Structured figure records:
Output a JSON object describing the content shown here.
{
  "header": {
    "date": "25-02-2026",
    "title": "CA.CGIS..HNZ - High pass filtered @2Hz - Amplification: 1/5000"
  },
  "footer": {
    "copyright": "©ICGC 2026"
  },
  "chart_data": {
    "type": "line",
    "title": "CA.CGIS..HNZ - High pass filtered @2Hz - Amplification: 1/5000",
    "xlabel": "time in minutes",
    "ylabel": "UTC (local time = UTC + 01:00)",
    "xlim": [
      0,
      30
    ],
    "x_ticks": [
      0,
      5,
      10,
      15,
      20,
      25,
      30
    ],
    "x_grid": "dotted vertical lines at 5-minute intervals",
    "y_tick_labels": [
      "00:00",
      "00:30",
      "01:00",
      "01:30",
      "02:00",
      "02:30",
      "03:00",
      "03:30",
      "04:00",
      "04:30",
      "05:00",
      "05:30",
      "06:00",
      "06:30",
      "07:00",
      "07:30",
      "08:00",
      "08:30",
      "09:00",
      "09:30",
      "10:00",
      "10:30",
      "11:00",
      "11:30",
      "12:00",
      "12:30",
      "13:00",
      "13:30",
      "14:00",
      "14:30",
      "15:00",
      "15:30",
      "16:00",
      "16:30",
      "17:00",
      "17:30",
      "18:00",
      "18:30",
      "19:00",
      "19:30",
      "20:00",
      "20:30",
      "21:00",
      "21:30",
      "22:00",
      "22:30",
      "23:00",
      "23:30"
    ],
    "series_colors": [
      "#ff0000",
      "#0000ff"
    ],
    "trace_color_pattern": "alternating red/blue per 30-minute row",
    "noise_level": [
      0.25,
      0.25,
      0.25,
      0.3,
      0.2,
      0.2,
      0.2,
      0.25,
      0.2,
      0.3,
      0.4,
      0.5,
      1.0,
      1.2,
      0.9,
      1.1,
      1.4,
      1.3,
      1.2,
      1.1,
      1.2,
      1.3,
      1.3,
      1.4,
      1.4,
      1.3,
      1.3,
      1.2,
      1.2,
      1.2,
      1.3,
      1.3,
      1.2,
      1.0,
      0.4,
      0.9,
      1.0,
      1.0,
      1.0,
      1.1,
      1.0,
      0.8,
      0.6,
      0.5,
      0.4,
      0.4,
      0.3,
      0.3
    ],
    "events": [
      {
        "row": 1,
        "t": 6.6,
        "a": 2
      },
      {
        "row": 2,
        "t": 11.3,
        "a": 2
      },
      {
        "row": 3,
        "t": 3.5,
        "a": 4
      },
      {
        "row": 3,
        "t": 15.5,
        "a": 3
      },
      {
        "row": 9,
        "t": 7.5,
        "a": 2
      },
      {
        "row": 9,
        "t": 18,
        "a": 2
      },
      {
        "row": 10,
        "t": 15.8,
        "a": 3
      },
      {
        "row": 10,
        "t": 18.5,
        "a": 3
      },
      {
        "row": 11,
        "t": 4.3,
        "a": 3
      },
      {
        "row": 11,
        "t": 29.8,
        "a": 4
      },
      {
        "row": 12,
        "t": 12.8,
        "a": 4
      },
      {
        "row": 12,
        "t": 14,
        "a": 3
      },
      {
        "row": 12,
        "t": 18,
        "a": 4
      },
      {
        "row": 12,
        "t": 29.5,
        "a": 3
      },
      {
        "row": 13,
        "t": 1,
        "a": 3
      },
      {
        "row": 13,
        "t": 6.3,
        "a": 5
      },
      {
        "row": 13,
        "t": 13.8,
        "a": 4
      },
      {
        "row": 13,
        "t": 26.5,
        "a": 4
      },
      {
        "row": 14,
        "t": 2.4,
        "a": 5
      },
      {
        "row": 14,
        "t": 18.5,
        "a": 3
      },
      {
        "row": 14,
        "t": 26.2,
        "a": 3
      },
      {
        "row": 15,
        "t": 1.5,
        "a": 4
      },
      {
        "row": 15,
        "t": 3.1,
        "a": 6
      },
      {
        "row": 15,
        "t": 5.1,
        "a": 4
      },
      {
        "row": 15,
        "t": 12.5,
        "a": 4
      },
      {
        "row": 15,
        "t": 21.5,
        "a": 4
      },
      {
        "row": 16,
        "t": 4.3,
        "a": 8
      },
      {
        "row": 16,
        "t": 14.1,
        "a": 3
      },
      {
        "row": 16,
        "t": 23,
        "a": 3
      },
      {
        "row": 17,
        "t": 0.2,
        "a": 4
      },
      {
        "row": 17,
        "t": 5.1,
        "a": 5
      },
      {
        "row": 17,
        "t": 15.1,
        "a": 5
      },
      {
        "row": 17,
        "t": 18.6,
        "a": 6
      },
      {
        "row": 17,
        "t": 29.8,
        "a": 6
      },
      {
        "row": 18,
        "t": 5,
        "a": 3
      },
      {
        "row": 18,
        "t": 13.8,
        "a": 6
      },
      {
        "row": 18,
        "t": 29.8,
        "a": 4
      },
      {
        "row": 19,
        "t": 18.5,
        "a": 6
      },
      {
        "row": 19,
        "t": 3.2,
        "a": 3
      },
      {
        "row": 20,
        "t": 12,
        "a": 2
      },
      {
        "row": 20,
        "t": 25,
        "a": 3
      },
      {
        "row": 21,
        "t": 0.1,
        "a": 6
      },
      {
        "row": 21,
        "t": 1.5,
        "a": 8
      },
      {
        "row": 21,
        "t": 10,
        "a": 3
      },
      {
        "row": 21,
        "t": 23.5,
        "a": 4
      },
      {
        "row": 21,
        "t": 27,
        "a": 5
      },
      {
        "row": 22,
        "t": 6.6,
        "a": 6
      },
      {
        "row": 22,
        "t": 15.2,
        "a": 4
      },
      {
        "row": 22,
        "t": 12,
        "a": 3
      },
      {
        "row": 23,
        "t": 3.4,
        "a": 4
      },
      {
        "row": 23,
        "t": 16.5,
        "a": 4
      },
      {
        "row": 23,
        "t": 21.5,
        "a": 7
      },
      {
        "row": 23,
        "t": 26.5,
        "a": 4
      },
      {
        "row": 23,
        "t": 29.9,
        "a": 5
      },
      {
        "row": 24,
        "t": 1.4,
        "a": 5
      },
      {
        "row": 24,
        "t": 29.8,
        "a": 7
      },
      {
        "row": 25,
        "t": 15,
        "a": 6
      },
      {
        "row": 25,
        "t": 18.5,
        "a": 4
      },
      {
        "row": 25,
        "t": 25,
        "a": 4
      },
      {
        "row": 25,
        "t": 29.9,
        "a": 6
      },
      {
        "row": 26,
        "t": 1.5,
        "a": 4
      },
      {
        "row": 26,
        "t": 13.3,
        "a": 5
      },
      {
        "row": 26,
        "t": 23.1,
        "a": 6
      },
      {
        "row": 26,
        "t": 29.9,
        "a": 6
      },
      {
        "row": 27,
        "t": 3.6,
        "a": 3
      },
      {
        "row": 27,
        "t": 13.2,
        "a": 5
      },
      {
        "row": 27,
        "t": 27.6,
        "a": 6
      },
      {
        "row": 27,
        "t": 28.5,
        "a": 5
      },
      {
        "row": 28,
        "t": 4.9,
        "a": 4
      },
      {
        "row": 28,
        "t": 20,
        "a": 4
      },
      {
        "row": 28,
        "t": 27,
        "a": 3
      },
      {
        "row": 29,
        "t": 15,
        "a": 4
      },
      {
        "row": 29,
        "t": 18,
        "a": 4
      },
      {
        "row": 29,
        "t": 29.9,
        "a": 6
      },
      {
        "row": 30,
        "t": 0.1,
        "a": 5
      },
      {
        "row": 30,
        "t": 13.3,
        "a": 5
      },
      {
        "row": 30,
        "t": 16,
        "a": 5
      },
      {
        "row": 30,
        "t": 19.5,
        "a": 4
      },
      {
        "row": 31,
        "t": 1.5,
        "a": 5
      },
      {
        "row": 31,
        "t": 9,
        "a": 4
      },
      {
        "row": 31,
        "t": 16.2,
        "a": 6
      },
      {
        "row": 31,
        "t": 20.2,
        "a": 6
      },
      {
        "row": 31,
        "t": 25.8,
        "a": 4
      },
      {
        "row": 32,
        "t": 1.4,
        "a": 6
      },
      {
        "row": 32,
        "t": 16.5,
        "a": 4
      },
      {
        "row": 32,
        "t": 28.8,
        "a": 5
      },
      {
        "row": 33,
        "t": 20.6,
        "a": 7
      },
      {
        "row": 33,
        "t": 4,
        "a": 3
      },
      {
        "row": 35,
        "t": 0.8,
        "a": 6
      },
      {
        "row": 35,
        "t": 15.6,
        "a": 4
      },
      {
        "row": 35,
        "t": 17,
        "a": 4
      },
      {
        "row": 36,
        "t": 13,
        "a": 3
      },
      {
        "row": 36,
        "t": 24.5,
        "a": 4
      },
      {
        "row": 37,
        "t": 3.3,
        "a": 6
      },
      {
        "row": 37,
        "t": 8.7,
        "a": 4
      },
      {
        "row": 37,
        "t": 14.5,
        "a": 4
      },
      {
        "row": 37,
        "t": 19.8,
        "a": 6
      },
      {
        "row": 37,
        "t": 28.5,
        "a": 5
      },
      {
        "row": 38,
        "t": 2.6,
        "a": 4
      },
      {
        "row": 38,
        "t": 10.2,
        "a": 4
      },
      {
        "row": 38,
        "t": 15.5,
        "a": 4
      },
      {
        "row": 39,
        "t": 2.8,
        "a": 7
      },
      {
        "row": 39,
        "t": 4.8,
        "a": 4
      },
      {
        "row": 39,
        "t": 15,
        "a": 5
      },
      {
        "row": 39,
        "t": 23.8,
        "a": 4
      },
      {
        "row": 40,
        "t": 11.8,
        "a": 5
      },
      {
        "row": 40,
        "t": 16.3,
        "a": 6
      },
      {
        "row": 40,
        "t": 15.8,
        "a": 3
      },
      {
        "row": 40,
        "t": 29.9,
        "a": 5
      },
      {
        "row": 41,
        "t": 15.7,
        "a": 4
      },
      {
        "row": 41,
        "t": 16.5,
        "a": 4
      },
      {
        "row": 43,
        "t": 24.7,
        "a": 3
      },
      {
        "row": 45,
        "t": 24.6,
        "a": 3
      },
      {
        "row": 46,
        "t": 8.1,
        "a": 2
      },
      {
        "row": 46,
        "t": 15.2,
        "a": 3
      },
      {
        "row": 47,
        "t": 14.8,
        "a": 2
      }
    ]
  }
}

§ **REQUIRED WORK**: Read the data above. Pull out each line in which the string "title" appears.

§ **SOLUTION TO THE EXERCISE**:
    "title": "CA.CGIS..HNZ - High pass filtered @2Hz - Amplification: 1/5000"
    "title": "CA.CGIS..HNZ - High pass filtered @2Hz - Amplification: 1/5000",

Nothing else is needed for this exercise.